Begin
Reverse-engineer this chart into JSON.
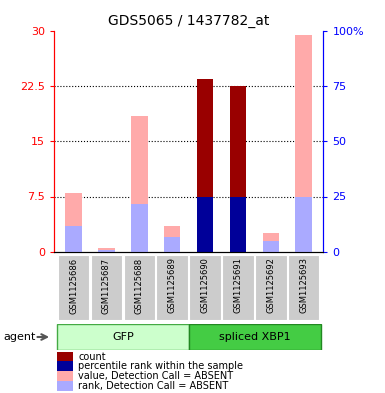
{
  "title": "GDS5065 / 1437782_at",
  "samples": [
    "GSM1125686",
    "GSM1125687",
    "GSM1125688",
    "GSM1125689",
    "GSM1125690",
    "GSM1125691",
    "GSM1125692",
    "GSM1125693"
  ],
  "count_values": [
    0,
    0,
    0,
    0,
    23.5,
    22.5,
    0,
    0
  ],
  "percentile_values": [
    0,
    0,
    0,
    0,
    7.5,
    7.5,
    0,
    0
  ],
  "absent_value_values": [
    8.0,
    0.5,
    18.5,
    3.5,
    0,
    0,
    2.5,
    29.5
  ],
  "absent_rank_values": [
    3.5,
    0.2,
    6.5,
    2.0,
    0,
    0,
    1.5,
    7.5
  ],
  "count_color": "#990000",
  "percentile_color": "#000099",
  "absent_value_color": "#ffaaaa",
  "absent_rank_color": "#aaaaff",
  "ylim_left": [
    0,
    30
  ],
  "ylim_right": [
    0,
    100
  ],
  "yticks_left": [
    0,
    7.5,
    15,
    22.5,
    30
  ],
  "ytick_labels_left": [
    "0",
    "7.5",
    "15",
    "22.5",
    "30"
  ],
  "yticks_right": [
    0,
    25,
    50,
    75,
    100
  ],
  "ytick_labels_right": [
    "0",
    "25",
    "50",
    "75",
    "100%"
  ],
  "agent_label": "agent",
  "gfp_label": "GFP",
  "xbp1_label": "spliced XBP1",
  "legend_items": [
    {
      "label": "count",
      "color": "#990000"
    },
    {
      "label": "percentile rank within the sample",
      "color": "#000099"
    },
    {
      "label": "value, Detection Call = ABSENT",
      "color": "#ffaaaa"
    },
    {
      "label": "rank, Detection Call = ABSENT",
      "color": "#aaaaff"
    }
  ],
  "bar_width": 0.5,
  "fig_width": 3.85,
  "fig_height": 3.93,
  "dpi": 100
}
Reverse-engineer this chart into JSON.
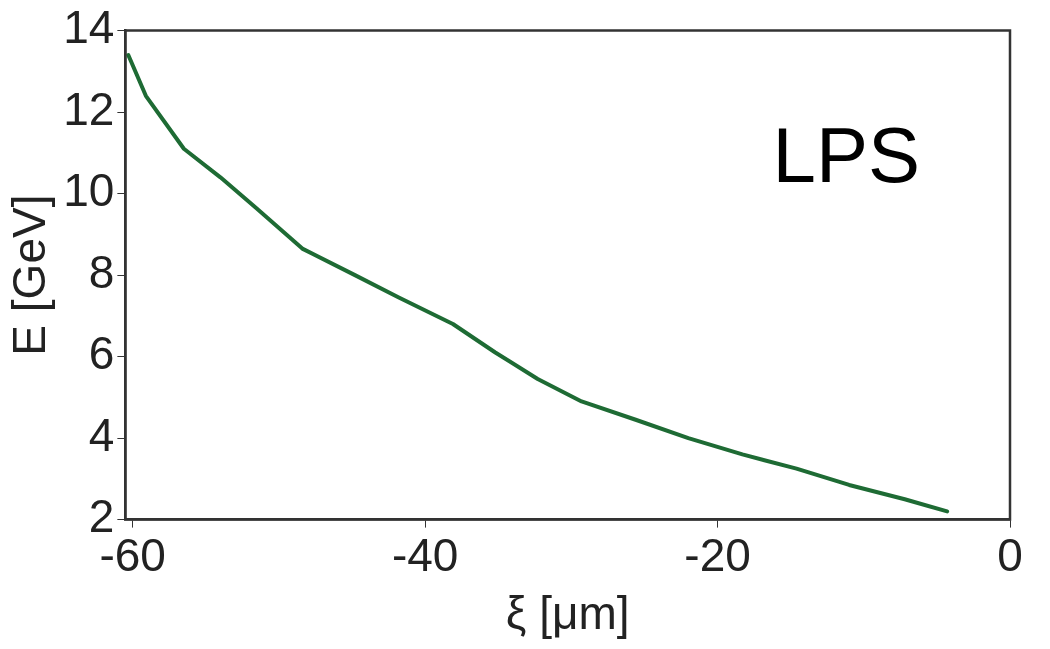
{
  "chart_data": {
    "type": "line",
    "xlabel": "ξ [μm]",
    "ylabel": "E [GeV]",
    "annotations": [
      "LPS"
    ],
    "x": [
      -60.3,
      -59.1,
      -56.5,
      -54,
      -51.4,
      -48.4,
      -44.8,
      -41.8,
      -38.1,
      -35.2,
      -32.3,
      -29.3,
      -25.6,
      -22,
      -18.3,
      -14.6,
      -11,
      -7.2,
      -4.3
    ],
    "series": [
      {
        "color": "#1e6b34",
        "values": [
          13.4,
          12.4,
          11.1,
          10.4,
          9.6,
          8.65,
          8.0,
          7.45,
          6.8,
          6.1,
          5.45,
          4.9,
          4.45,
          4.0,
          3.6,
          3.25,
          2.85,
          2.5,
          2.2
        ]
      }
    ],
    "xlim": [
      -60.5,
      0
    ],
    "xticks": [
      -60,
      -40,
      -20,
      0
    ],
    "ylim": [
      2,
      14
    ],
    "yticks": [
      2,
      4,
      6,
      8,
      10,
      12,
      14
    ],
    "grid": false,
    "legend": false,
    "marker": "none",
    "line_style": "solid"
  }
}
End
Begin
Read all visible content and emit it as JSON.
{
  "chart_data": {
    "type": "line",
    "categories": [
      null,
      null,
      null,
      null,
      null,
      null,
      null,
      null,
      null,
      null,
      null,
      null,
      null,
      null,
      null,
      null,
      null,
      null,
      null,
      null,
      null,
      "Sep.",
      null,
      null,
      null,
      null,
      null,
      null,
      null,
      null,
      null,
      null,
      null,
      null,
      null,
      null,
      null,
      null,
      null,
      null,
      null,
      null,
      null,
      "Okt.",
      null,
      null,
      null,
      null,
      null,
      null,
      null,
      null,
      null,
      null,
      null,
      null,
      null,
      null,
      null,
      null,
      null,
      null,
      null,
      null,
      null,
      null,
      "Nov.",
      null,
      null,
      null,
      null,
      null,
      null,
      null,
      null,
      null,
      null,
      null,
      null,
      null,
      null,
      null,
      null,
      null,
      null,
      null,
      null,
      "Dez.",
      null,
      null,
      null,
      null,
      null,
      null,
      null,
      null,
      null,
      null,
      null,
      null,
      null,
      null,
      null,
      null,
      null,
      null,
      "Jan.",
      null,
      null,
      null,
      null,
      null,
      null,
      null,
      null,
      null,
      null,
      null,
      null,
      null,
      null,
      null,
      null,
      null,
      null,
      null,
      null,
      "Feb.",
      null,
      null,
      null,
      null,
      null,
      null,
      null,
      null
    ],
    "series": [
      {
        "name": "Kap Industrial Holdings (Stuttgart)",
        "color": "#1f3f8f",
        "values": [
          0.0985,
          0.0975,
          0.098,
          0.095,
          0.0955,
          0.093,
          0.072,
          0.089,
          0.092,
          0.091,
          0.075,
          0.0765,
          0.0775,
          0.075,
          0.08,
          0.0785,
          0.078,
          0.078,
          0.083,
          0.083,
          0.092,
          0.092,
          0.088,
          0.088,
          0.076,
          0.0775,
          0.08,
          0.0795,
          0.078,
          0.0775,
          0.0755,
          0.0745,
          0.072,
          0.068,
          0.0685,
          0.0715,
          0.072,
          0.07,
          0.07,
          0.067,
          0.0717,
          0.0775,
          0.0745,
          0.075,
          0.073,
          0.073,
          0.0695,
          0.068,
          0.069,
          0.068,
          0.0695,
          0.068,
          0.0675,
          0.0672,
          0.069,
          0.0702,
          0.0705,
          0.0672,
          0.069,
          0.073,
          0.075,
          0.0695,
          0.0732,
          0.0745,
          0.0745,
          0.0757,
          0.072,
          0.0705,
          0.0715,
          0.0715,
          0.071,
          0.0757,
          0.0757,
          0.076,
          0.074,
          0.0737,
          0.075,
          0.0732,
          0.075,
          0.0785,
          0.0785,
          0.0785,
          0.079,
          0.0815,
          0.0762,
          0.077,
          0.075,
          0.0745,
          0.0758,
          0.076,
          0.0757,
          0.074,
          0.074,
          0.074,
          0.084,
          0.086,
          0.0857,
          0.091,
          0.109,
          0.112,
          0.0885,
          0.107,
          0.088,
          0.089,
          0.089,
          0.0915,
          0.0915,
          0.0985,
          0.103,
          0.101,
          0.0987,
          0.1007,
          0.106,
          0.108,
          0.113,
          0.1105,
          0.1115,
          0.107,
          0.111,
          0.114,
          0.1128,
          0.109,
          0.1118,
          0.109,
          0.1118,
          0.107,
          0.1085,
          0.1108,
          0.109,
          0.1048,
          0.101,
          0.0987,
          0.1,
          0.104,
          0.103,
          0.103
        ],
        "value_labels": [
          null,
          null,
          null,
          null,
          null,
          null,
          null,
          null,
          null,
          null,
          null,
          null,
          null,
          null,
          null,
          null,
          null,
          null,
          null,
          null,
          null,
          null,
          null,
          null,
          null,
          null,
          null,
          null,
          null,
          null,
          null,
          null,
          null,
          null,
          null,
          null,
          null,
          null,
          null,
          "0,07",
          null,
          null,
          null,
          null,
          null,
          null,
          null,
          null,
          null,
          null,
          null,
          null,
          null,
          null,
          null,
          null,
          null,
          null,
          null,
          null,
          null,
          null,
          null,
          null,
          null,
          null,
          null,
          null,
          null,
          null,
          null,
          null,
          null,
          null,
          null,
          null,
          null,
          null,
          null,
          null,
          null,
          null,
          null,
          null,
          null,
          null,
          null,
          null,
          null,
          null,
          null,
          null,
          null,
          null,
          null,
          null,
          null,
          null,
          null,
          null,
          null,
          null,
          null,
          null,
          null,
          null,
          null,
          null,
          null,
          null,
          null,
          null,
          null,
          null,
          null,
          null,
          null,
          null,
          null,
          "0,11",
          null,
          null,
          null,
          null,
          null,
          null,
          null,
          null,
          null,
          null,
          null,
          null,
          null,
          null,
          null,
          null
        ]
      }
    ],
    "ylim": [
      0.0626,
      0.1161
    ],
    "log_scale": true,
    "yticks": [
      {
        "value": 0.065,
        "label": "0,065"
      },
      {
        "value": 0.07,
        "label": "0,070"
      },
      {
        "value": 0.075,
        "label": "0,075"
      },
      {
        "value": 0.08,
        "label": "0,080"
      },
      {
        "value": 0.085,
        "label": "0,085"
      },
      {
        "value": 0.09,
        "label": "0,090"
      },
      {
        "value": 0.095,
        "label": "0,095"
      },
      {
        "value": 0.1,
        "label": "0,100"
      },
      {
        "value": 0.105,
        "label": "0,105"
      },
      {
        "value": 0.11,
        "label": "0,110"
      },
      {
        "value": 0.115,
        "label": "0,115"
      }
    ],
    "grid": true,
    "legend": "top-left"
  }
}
End
**Problem description**
Gather from the data above every line with the string "Call".

**Answer to the exercise**
      "label": "value, Detection Call = ABSENT",
      "label": "rank, Detection Call = ABSENT",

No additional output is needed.